Required work:
Copy out all the entries below, word for word.

Page content records:
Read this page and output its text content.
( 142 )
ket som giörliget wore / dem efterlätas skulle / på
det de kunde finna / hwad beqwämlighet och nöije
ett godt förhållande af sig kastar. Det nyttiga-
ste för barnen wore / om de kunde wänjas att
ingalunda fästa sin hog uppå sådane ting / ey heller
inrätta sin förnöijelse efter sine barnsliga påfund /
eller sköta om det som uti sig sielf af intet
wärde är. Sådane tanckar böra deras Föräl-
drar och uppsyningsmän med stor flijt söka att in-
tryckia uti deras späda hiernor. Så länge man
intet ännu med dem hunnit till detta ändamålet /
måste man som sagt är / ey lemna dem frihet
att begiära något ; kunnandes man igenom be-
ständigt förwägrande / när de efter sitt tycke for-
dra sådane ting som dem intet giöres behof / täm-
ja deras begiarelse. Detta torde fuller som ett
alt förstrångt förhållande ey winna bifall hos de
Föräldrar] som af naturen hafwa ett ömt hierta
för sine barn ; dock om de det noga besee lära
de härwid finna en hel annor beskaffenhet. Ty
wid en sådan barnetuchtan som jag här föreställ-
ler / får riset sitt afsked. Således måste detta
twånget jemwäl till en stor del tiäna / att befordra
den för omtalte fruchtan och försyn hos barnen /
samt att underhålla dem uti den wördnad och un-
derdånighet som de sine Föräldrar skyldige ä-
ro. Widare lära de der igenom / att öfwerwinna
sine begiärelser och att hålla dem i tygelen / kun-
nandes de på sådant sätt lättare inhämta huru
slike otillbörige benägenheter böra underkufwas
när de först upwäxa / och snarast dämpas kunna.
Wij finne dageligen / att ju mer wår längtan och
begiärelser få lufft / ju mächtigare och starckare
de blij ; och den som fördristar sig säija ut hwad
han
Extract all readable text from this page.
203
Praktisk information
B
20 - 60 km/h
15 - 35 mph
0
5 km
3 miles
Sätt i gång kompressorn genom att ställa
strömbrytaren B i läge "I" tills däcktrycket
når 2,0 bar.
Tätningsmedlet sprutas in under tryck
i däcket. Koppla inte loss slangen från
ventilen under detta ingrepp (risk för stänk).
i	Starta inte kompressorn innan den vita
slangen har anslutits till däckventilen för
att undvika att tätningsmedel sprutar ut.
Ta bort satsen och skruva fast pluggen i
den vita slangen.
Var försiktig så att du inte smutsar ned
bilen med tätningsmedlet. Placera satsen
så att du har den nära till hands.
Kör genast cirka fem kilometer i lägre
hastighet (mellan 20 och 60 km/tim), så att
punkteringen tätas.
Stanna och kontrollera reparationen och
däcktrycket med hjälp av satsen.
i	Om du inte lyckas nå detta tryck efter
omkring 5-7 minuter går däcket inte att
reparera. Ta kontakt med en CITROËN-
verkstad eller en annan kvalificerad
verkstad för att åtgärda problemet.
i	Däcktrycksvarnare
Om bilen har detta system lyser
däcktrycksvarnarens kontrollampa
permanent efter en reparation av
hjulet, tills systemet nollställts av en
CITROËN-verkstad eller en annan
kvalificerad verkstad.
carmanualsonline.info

Exercise answer:
Read this page and output its text content.
( 142 )
ket som giörliget wore / dem efterlätas skulle / på
det de kunde finna / hwad beqwämlighet och nöije
ett godt förhållande af sig kastar. Det nyttiga-
ste för barnen wore / om de kunde wänjas att
ingalunda fästa sin hog uppå sådane ting / ey heller
inrätta sin förnöijelse efter sine barnsliga påfund /
eller sköta om det som uti sig sielf af intet
wärde är. Sådane tanckar böra deras Föräl-
drar och uppsyningsmän med stor flijt söka att in-
tryckia uti deras späda hiernor. Så länge man
intet ännu med dem hunnit till detta ändamålet /
måste man som sagt är / ey lemna dem frihet
att begiära något ; kunnandes man igenom be-
ständigt förwägrande / när de efter sitt tycke for-
dra sådane ting som dem intet giöres behof / täm-
ja deras begiarelse. Detta torde fuller som ett
alt förstrångt förhållande ey winna bifall hos de
Föräldrar] som af naturen hafwa ett ömt hierta
för sine barn ; dock om de det noga besee lära
de härwid finna en hel annor beskaffenhet. Ty
wid en sådan barnetuchtan som jag här föreställ-
ler / får riset sitt afsked. Således måste detta
twånget jemwäl till en stor del tiäna / att befordra
den för omtalte fruchtan och försyn hos barnen /
samt att underhålla dem uti den wördnad och un-
derdånighet som de sine Föräldrar skyldige ä-
ro. Widare lära de der igenom / att öfwerwinna
sine begiärelser och att hålla dem i tygelen / kun-
nandes de på sådant sätt lättare inhämta huru
slike otillbörige benägenheter böra underkufwas
när de först upwäxa / och snarast dämpas kunna.
Wij finne dageligen / att ju mer wår längtan och
begiärelser få lufft / ju mächtigare och starckare
de blij ; och den som fördristar sig säija ut hwad
han
Extract all readable text from this page.
203
Praktisk information
B
20 - 60 km/h
15 - 35 mph
0
5 km
3 miles
Sätt i gång kompressorn genom att ställa
strömbrytaren B i läge "I" tills däcktrycket
når 2,0 bar.
Tätningsmedlet sprutas in under tryck
i däcket. Koppla inte loss slangen från
ventilen under detta ingrepp (risk för stänk).
i	Starta inte kompressorn innan den vita
slangen har anslutits till däckventilen för
att undvika att tätningsmedel sprutar ut.
Ta bort satsen och skruva fast pluggen i
den vita slangen.
Var försiktig så att du inte smutsar ned
bilen med tätningsmedlet. Placera satsen
så att du har den nära till hands.
Kör genast cirka fem kilometer i lägre
hastighet (mellan 20 och 60 km/tim), så att
punkteringen tätas.
Stanna och kontrollera reparationen och
däcktrycket med hjälp av satsen.
i	Om du inte lyckas nå detta tryck efter
omkring 5-7 minuter går däcket inte att
reparera. Ta kontakt med en CITROËN-
verkstad eller en annan kvalificerad
verkstad för att åtgärda problemet.
i	Däcktrycksvarnare
Om bilen har detta system lyser
däcktrycksvarnarens kontrollampa
permanent efter en reparation av
hjulet, tills systemet nollställts av en
CITROËN-verkstad eller en annan
kvalificerad verkstad.
carmanualsonline.info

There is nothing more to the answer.